■ **Exercise details**
Report the count of lines with "title" in the data below, and no other words.

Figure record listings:
====
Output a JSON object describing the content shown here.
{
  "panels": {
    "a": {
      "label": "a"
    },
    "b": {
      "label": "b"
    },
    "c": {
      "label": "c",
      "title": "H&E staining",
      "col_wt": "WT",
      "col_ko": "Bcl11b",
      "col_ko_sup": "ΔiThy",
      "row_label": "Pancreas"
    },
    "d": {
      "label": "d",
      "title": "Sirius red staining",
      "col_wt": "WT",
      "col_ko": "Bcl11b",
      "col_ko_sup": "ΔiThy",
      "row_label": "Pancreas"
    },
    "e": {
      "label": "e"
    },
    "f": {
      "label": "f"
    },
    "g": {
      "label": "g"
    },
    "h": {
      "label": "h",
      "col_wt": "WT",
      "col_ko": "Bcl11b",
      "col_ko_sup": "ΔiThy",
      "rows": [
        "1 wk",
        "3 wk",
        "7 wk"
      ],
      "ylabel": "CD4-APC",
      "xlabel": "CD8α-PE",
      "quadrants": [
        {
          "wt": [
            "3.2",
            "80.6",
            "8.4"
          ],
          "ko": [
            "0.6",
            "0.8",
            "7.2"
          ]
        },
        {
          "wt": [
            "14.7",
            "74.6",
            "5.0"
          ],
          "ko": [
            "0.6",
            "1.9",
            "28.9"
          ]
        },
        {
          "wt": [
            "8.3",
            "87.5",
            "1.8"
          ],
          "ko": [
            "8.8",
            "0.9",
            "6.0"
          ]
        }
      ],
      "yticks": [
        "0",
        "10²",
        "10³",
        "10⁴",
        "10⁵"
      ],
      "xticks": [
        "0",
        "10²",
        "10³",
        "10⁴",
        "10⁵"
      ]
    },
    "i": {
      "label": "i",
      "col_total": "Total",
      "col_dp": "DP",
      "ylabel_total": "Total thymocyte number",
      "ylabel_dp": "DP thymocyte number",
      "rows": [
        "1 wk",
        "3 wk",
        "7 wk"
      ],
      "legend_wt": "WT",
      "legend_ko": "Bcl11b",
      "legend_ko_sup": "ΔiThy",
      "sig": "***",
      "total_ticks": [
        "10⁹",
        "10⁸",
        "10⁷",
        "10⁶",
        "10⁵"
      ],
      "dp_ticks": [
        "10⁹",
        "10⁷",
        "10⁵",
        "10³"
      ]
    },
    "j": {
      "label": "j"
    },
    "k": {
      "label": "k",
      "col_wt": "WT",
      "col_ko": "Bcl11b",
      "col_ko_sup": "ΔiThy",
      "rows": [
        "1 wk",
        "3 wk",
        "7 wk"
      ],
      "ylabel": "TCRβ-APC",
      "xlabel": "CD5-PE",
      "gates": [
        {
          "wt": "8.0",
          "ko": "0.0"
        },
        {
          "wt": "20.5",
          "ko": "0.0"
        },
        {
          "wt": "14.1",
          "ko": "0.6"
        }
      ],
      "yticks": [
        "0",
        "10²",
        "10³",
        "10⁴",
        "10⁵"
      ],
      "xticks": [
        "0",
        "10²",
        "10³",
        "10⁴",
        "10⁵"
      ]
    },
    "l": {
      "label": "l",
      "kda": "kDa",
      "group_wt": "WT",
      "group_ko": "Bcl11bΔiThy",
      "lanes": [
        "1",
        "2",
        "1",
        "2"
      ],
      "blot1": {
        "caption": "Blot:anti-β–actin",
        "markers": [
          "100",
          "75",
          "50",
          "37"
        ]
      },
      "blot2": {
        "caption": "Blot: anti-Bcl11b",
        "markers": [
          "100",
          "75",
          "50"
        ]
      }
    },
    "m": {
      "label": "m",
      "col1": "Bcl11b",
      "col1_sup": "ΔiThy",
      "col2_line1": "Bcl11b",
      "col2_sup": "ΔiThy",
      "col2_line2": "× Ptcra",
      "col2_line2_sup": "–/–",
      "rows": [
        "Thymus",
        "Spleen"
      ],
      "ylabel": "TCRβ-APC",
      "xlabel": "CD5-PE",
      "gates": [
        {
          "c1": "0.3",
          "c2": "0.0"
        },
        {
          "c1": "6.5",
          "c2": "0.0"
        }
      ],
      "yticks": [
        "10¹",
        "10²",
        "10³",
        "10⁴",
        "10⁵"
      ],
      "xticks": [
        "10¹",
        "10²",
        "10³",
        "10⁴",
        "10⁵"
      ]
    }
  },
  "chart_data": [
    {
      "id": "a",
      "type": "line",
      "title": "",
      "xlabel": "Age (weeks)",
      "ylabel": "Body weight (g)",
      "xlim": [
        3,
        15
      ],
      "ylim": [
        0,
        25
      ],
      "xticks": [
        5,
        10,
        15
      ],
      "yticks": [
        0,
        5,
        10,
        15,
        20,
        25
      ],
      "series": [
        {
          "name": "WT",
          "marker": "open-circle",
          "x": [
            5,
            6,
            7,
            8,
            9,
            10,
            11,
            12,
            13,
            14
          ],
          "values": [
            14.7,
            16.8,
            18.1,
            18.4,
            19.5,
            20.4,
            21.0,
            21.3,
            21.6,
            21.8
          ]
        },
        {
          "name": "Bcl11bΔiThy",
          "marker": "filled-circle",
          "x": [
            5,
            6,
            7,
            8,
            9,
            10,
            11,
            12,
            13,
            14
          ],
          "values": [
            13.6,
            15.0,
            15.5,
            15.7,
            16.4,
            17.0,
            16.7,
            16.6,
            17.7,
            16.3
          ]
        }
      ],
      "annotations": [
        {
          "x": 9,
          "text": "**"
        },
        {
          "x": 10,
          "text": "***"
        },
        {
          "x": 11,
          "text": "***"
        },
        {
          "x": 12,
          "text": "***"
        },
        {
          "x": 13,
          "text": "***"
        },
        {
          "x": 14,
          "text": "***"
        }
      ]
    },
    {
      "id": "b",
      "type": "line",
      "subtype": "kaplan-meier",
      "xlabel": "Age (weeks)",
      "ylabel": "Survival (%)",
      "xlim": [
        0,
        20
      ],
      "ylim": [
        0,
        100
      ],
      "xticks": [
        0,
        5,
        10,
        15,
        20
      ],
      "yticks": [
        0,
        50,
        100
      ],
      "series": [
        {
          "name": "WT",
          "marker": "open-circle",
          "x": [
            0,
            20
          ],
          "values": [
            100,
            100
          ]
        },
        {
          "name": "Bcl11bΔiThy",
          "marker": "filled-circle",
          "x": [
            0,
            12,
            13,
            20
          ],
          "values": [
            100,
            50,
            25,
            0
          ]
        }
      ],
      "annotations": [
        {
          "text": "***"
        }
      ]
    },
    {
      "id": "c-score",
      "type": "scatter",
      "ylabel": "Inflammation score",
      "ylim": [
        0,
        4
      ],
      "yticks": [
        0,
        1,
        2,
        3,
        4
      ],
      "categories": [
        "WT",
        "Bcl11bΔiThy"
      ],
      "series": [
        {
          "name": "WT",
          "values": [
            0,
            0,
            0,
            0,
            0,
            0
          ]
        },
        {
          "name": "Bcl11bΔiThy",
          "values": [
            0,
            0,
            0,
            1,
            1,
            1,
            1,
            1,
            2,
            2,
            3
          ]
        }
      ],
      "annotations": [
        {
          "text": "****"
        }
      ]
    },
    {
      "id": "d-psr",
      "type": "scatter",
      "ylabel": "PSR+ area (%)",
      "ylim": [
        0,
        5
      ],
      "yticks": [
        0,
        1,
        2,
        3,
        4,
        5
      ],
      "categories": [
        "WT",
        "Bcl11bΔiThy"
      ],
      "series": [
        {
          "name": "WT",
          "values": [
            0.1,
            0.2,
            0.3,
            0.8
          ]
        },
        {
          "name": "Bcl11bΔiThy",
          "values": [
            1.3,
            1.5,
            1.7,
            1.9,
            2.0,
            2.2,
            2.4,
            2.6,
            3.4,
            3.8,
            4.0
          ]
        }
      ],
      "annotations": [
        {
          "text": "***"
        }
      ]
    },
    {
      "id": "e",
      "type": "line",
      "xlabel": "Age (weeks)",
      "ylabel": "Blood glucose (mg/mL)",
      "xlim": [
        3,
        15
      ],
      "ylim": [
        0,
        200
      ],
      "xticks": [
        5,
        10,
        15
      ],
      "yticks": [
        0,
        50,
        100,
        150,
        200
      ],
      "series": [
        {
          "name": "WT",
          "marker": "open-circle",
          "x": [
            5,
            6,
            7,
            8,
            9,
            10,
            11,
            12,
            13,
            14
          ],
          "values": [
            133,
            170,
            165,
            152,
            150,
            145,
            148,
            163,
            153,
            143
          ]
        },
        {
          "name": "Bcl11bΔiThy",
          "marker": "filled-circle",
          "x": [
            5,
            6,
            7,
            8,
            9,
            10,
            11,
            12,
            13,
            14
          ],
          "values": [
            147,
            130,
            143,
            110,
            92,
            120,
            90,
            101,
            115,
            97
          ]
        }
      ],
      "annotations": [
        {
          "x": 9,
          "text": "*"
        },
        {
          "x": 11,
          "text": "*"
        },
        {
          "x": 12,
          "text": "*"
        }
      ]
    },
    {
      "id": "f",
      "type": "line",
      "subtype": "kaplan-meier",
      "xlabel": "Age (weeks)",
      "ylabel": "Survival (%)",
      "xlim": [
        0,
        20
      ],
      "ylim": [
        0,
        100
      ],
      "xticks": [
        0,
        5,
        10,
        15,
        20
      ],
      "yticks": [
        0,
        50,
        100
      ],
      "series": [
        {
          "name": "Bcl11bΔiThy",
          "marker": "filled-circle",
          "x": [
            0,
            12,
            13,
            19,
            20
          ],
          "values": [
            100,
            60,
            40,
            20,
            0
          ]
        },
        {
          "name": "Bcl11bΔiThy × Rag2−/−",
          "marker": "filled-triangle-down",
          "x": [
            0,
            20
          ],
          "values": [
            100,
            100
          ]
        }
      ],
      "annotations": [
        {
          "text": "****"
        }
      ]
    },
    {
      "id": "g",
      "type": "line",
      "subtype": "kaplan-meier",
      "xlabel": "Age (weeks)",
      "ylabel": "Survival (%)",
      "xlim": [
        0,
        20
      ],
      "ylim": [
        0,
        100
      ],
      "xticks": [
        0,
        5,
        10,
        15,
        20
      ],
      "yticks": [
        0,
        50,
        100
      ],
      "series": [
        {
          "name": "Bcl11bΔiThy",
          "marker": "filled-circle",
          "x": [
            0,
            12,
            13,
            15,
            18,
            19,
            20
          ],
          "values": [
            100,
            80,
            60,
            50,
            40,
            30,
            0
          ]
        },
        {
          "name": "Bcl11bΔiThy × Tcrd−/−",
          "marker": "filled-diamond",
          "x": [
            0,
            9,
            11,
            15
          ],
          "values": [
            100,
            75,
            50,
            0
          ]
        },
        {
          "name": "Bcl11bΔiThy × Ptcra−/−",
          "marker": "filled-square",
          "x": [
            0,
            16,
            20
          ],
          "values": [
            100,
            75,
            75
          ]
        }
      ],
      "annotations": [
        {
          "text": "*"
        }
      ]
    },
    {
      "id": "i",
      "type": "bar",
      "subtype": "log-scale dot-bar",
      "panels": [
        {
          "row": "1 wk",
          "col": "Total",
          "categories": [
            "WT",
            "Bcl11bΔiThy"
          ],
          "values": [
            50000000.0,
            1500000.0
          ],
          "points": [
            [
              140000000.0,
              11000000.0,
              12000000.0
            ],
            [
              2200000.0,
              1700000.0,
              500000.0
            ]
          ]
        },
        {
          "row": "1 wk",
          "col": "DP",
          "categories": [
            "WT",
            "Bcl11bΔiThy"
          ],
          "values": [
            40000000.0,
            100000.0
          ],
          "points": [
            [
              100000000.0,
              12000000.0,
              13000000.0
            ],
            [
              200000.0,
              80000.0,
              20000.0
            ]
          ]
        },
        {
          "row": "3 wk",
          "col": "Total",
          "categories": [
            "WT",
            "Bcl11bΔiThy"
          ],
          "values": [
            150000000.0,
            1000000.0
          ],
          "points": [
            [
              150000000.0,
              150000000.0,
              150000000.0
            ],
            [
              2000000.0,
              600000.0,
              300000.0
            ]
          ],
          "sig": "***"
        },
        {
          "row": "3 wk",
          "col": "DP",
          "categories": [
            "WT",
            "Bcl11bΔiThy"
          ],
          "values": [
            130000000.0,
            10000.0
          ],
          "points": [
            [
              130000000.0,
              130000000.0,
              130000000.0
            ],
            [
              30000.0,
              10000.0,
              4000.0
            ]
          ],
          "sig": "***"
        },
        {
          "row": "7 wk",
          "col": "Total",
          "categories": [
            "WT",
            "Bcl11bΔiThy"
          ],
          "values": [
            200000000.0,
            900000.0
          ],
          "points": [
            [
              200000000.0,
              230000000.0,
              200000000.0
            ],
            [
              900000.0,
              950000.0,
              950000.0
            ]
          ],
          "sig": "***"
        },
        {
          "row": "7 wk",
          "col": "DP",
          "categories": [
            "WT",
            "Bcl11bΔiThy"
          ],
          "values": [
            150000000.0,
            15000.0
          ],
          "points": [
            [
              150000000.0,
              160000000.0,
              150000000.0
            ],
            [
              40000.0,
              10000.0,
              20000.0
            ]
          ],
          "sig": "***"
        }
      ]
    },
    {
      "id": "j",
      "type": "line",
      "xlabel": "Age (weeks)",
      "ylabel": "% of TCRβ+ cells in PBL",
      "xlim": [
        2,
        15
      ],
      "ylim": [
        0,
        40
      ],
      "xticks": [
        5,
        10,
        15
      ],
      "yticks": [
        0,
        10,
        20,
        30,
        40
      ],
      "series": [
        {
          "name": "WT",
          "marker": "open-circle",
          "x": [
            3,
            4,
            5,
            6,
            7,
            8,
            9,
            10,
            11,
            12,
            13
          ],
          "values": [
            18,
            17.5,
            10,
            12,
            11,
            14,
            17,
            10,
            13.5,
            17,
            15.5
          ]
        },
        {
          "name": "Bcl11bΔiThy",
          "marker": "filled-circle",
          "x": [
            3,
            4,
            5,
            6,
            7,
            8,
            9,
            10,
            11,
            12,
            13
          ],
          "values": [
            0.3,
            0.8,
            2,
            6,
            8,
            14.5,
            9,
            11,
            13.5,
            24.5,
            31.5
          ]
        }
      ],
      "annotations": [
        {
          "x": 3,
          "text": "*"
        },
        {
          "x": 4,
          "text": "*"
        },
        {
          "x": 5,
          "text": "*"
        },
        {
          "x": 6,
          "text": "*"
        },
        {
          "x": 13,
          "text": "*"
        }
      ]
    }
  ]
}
====
■ **Reply to the task**
3